> PROBLEM: Exactly as written, retype the listing below, omitting the pictures.

___ DATA LISTING

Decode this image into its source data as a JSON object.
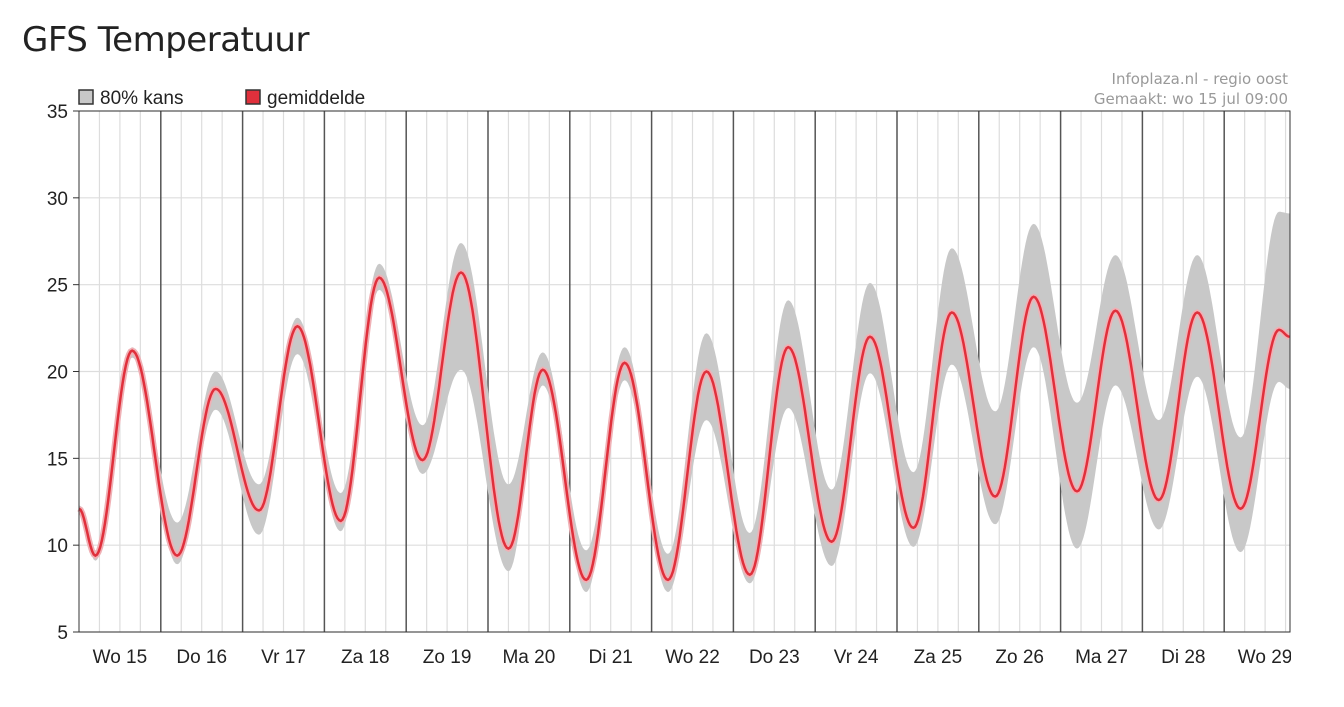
{
  "page": {
    "title": "GFS Temperatuur"
  },
  "source": {
    "line1": "Infoplaza.nl - regio oost",
    "line2": "Gemaakt: wo 15 jul 09:00"
  },
  "colors": {
    "band": "#c8c8c8",
    "mean": "#e0303c",
    "mean_edge": "#f0b0b5",
    "grid": "#dddddd",
    "day_line": "#555555"
  },
  "chart_data": {
    "type": "line",
    "title": "GFS Temperatuur",
    "ylim": [
      5,
      35
    ],
    "yticks": [
      5,
      10,
      15,
      20,
      25,
      30,
      35
    ],
    "x_unit": "days",
    "xlim": [
      0,
      14.8
    ],
    "grid": true,
    "legend": [
      {
        "label": "80% kans",
        "kind": "band"
      },
      {
        "label": "gemiddelde",
        "kind": "line"
      }
    ],
    "day_labels": [
      "Wo 15",
      "Do 16",
      "Vr 17",
      "Za 18",
      "Zo 19",
      "Ma 20",
      "Di 21",
      "Wo 22",
      "Do 23",
      "Vr 24",
      "Za 25",
      "Zo 26",
      "Ma 27",
      "Di 28",
      "Wo 29"
    ],
    "series": [
      {
        "name": "gemiddelde",
        "x": [
          0,
          0.2,
          0.65,
          1.2,
          1.67,
          2.2,
          2.67,
          3.2,
          3.67,
          4.2,
          4.67,
          5.25,
          5.67,
          6.2,
          6.67,
          7.2,
          7.67,
          8.2,
          8.67,
          9.2,
          9.67,
          10.2,
          10.67,
          11.2,
          11.67,
          12.2,
          12.67,
          13.2,
          13.67,
          14.2,
          14.67,
          14.8
        ],
        "values": [
          12.1,
          9.4,
          21.2,
          9.4,
          19.0,
          12.0,
          22.6,
          11.4,
          25.4,
          14.9,
          25.7,
          9.8,
          20.1,
          8.0,
          20.5,
          8.0,
          20.0,
          8.3,
          21.4,
          10.2,
          22.0,
          11.0,
          23.4,
          12.8,
          24.3,
          13.1,
          23.5,
          12.6,
          23.4,
          12.1,
          22.4,
          22.0
        ]
      },
      {
        "name": "80% kans (boven)",
        "x": [
          0,
          0.2,
          0.65,
          1.2,
          1.67,
          2.2,
          2.67,
          3.2,
          3.67,
          4.2,
          4.67,
          5.25,
          5.67,
          6.2,
          6.67,
          7.2,
          7.67,
          8.2,
          8.67,
          9.2,
          9.67,
          10.2,
          10.67,
          11.2,
          11.67,
          12.2,
          12.67,
          13.2,
          13.67,
          14.2,
          14.67,
          14.8
        ],
        "values": [
          12.3,
          9.7,
          21.4,
          11.3,
          20.0,
          13.5,
          23.1,
          13.0,
          26.2,
          16.9,
          27.4,
          13.5,
          21.1,
          9.7,
          21.4,
          9.5,
          22.2,
          10.7,
          24.1,
          13.2,
          25.1,
          14.2,
          27.1,
          17.7,
          28.5,
          18.2,
          26.7,
          17.2,
          26.7,
          16.2,
          29.2,
          29.1
        ]
      },
      {
        "name": "80% kans (onder)",
        "x": [
          0,
          0.2,
          0.65,
          1.2,
          1.67,
          2.2,
          2.67,
          3.2,
          3.67,
          4.2,
          4.67,
          5.25,
          5.67,
          6.2,
          6.67,
          7.2,
          7.67,
          8.2,
          8.67,
          9.2,
          9.67,
          10.2,
          10.67,
          11.2,
          11.67,
          12.2,
          12.67,
          13.2,
          13.67,
          14.2,
          14.67,
          14.8
        ],
        "values": [
          11.9,
          9.1,
          20.8,
          8.9,
          17.8,
          10.6,
          21.0,
          10.8,
          24.7,
          14.1,
          20.1,
          8.5,
          19.2,
          7.3,
          19.5,
          7.3,
          17.2,
          7.8,
          17.9,
          8.8,
          19.9,
          9.9,
          20.4,
          11.2,
          21.4,
          9.8,
          19.2,
          10.9,
          19.7,
          9.6,
          19.4,
          19.0
        ]
      }
    ]
  }
}
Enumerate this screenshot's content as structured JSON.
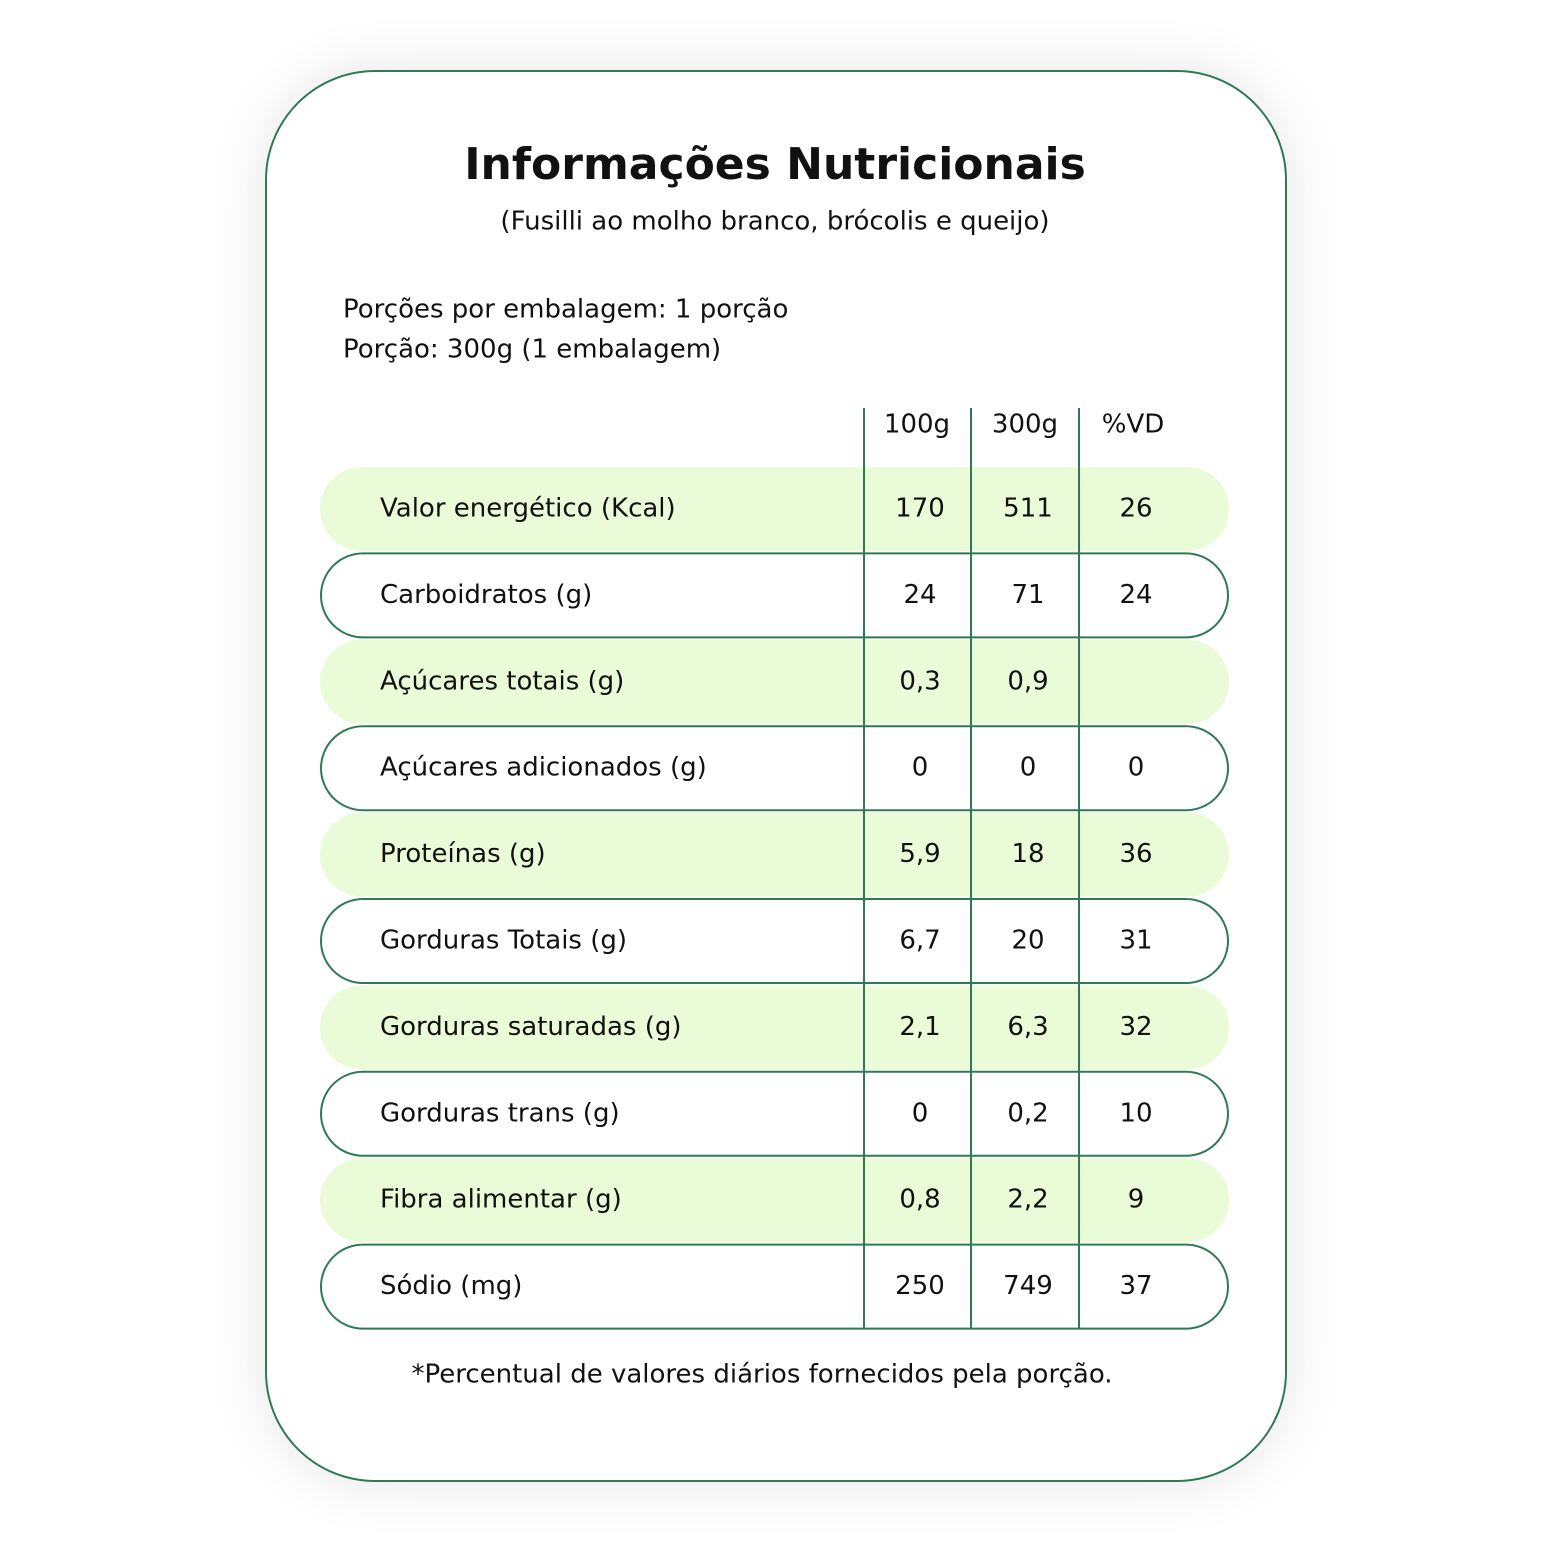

______

> EXERCISE RESPONSE:
Decode this image into its source data as a JSON object.
{
  "page": {
    "title": "GFS Temperatuur"
  },
  "source": {
    "line1": "Infoplaza.nl - regio oost",
    "line2": "Gemaakt: wo 15 jul 09:00"
  },
  "colors": {
    "band": "#c8c8c8",
    "mean": "#e0303c",
    "mean_edge": "#f0b0b5",
    "grid": "#dddddd",
    "day_line": "#555555"
  },
  "chart_data": {
    "type": "line",
    "title": "GFS Temperatuur",
    "ylim": [
      5,
      35
    ],
    "yticks": [
      5,
      10,
      15,
      20,
      25,
      30,
      35
    ],
    "x_unit": "days",
    "xlim": [
      0,
      14.8
    ],
    "grid": true,
    "legend": [
      {
        "label": "80% kans",
        "kind": "band"
      },
      {
        "label": "gemiddelde",
        "kind": "line"
      }
    ],
    "day_labels": [
      "Wo 15",
      "Do 16",
      "Vr 17",
      "Za 18",
      "Zo 19",
      "Ma 20",
      "Di 21",
      "Wo 22",
      "Do 23",
      "Vr 24",
      "Za 25",
      "Zo 26",
      "Ma 27",
      "Di 28",
      "Wo 29"
    ],
    "series": [
      {
        "name": "gemiddelde",
        "x": [
          0,
          0.2,
          0.65,
          1.2,
          1.67,
          2.2,
          2.67,
          3.2,
          3.67,
          4.2,
          4.67,
          5.25,
          5.67,
          6.2,
          6.67,
          7.2,
          7.67,
          8.2,
          8.67,
          9.2,
          9.67,
          10.2,
          10.67,
          11.2,
          11.67,
          12.2,
          12.67,
          13.2,
          13.67,
          14.2,
          14.67,
          14.8
        ],
        "values": [
          12.1,
          9.4,
          21.2,
          9.4,
          19.0,
          12.0,
          22.6,
          11.4,
          25.4,
          14.9,
          25.7,
          9.8,
          20.1,
          8.0,
          20.5,
          8.0,
          20.0,
          8.3,
          21.4,
          10.2,
          22.0,
          11.0,
          23.4,
          12.8,
          24.3,
          13.1,
          23.5,
          12.6,
          23.4,
          12.1,
          22.4,
          22.0
        ]
      },
      {
        "name": "80% kans (boven)",
        "x": [
          0,
          0.2,
          0.65,
          1.2,
          1.67,
          2.2,
          2.67,
          3.2,
          3.67,
          4.2,
          4.67,
          5.25,
          5.67,
          6.2,
          6.67,
          7.2,
          7.67,
          8.2,
          8.67,
          9.2,
          9.67,
          10.2,
          10.67,
          11.2,
          11.67,
          12.2,
          12.67,
          13.2,
          13.67,
          14.2,
          14.67,
          14.8
        ],
        "values": [
          12.3,
          9.7,
          21.4,
          11.3,
          20.0,
          13.5,
          23.1,
          13.0,
          26.2,
          16.9,
          27.4,
          13.5,
          21.1,
          9.7,
          21.4,
          9.5,
          22.2,
          10.7,
          24.1,
          13.2,
          25.1,
          14.2,
          27.1,
          17.7,
          28.5,
          18.2,
          26.7,
          17.2,
          26.7,
          16.2,
          29.2,
          29.1
        ]
      },
      {
        "name": "80% kans (onder)",
        "x": [
          0,
          0.2,
          0.65,
          1.2,
          1.67,
          2.2,
          2.67,
          3.2,
          3.67,
          4.2,
          4.67,
          5.25,
          5.67,
          6.2,
          6.67,
          7.2,
          7.67,
          8.2,
          8.67,
          9.2,
          9.67,
          10.2,
          10.67,
          11.2,
          11.67,
          12.2,
          12.67,
          13.2,
          13.67,
          14.2,
          14.67,
          14.8
        ],
        "values": [
          11.9,
          9.1,
          20.8,
          8.9,
          17.8,
          10.6,
          21.0,
          10.8,
          24.7,
          14.1,
          20.1,
          8.5,
          19.2,
          7.3,
          19.5,
          7.3,
          17.2,
          7.8,
          17.9,
          8.8,
          19.9,
          9.9,
          20.4,
          11.2,
          21.4,
          9.8,
          19.2,
          10.9,
          19.7,
          9.6,
          19.4,
          19.0
        ]
      }
    ]
  }
}
Enumerate this screenshot's content as structured JSON.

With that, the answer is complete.